··· The records ···

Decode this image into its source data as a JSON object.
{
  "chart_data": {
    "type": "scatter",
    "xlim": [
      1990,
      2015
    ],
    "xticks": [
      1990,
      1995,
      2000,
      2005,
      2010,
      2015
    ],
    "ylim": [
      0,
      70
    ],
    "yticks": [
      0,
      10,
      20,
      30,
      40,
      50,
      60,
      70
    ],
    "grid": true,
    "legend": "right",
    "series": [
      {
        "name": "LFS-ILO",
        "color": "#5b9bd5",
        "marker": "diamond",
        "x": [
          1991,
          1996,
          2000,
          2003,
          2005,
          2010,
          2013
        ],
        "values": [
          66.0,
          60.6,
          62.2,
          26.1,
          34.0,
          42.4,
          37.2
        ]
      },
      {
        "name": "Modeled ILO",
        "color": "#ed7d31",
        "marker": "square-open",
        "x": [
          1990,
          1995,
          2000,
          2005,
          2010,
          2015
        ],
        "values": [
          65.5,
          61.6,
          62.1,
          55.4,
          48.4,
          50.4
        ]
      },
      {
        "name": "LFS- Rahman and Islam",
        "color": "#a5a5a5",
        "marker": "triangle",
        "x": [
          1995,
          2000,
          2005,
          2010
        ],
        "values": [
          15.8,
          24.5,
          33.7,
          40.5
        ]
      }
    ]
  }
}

···

## Task prompt
Set down all of the entries exactly, please.

## Answer to the task
Decode this image into its source data as a JSON object.
{
  "chart_data": {
    "type": "scatter",
    "xlim": [
      1990,
      2015
    ],
    "xticks": [
      1990,
      1995,
      2000,
      2005,
      2010,
      2015
    ],
    "ylim": [
      0,
      70
    ],
    "yticks": [
      0,
      10,
      20,
      30,
      40,
      50,
      60,
      70
    ],
    "grid": true,
    "legend": "right",
    "series": [
      {
        "name": "LFS-ILO",
        "color": "#5b9bd5",
        "marker": "diamond",
        "x": [
          1991,
          1996,
          2000,
          2003,
          2005,
          2010,
          2013
        ],
        "values": [
          66.0,
          60.6,
          62.2,
          26.1,
          34.0,
          42.4,
          37.2
        ]
      },
      {
        "name": "Modeled ILO",
        "color": "#ed7d31",
        "marker": "square-open",
        "x": [
          1990,
          1995,
          2000,
          2005,
          2010,
          2015
        ],
        "values": [
          65.5,
          61.6,
          62.1,
          55.4,
          48.4,
          50.4
        ]
      },
      {
        "name": "LFS- Rahman and Islam",
        "color": "#a5a5a5",
        "marker": "triangle",
        "x": [
          1995,
          2000,
          2005,
          2010
        ],
        "values": [
          15.8,
          24.5,
          33.7,
          40.5
        ]
      }
    ]
  }
}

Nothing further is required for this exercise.